--- start of Raw records ---

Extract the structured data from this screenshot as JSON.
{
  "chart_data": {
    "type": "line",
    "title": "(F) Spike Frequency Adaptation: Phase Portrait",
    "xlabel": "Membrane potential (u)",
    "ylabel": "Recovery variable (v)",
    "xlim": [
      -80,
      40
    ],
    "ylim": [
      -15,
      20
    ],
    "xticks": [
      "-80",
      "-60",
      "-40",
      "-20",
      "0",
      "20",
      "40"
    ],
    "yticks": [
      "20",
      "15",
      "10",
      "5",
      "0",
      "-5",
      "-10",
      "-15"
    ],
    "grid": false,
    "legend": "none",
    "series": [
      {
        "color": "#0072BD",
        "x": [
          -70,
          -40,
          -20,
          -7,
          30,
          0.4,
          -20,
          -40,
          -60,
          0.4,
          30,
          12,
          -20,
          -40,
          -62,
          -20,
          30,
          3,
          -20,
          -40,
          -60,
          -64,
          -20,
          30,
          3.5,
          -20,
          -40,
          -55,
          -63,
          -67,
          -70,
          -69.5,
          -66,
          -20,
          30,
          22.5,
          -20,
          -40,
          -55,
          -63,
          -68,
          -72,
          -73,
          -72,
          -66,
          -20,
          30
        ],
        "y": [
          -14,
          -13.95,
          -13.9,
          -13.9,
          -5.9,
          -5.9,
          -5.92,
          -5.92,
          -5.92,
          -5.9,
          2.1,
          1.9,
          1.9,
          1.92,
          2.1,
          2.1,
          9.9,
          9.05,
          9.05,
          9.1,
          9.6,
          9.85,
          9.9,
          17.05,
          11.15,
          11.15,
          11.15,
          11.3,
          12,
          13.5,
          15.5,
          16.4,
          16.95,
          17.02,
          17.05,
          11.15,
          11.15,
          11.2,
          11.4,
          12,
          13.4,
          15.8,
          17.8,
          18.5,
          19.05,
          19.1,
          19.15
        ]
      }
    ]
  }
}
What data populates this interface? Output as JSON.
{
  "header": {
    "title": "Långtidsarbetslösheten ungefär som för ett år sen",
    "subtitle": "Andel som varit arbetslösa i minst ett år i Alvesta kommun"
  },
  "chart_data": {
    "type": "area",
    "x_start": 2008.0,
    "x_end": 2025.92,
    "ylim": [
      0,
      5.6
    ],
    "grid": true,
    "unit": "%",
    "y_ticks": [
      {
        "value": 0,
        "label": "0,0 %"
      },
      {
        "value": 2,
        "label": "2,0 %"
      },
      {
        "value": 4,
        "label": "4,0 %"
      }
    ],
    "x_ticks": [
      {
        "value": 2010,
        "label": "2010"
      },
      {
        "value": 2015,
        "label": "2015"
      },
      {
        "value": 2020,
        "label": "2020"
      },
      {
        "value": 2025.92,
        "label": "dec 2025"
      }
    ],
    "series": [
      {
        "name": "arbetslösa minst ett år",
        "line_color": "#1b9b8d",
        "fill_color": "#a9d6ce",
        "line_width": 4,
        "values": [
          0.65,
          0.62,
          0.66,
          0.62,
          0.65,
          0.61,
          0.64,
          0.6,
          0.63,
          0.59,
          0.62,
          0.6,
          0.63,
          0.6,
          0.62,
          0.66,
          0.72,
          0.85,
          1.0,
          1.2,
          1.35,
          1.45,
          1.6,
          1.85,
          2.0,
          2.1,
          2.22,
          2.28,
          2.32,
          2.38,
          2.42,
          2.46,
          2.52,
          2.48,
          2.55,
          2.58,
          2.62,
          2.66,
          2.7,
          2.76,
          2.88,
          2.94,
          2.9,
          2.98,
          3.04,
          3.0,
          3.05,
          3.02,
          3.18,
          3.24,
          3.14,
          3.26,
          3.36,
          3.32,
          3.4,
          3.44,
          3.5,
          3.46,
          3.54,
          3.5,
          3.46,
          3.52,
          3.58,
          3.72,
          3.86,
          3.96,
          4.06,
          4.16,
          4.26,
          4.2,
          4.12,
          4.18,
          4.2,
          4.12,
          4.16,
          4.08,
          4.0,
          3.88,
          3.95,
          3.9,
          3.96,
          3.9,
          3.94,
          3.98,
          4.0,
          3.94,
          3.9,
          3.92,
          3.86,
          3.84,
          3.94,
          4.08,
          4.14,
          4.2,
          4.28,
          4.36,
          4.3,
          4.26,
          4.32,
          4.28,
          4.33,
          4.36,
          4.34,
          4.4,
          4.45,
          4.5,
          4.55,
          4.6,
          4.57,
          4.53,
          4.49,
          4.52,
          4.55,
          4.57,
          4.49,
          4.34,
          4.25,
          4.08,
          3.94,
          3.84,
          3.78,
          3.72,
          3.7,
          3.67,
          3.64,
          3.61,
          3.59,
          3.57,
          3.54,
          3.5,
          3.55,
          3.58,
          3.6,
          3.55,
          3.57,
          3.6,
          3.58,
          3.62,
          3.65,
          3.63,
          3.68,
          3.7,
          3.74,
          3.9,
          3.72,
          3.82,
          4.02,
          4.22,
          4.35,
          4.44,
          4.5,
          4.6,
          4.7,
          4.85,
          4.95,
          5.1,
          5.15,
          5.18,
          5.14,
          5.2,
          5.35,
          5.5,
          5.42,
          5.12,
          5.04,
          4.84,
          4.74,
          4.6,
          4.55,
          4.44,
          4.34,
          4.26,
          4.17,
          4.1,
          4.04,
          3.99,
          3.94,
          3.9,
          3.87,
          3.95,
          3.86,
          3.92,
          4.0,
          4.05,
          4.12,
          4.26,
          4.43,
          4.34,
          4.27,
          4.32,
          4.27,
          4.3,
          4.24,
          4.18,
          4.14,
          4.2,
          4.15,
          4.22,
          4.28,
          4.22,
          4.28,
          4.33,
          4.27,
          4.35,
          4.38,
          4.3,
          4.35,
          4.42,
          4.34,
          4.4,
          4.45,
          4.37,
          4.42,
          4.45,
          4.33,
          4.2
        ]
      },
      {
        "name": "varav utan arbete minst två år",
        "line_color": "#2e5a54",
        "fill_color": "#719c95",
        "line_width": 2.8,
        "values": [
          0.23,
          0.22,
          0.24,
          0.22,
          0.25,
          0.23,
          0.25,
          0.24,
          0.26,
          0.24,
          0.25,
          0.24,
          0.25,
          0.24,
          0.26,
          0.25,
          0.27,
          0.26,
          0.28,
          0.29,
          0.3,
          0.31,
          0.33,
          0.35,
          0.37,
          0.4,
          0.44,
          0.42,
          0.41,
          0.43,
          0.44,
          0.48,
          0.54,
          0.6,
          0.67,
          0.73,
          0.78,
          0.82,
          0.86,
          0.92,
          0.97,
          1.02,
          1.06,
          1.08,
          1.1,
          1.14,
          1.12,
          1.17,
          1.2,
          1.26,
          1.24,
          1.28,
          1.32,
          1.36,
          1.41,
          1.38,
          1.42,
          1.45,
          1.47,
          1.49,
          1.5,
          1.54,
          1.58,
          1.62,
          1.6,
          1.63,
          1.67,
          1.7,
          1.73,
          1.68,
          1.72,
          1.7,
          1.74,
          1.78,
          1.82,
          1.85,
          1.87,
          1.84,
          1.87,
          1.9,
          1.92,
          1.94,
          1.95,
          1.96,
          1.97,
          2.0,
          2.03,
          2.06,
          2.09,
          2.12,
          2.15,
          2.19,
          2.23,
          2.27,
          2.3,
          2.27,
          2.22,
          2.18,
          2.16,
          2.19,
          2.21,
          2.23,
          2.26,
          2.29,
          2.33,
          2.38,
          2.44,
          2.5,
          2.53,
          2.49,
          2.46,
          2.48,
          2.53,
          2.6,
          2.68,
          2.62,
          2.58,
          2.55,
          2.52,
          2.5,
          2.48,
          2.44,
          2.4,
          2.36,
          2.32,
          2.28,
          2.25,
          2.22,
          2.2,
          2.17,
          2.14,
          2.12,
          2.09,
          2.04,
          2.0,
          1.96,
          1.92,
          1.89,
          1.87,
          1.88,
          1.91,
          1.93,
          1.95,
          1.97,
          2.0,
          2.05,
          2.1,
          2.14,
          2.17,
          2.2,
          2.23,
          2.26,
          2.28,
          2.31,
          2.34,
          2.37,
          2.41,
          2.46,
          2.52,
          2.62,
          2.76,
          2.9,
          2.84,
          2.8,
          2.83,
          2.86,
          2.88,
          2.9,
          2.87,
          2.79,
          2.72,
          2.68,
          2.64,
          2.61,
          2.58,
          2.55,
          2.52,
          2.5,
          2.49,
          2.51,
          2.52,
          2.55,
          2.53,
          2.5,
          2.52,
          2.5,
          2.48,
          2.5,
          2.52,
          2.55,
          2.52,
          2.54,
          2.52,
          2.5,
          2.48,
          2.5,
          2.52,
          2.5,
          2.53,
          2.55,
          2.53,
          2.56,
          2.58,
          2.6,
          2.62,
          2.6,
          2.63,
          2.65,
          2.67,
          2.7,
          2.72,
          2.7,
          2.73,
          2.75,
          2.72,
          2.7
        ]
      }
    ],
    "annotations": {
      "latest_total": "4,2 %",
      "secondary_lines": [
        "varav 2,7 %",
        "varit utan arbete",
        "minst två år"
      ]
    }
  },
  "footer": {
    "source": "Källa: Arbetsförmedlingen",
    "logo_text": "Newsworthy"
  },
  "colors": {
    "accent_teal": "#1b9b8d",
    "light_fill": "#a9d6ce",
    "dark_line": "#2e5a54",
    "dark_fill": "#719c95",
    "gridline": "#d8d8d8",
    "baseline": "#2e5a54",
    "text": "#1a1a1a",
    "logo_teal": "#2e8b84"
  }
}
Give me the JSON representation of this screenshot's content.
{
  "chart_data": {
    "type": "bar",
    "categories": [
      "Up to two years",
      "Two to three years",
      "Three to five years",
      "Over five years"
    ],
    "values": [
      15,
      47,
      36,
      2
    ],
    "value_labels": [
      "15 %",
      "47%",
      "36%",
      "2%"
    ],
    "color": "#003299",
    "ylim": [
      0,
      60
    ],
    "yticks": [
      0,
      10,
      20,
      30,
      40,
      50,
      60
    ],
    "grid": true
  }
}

--- end of Raw records ---

Work to be completed: Pick out all the lines with the word "arbete" in them and copy them.

Finished answer:
        "name": "varav utan arbete minst två år",
        "varit utan arbete",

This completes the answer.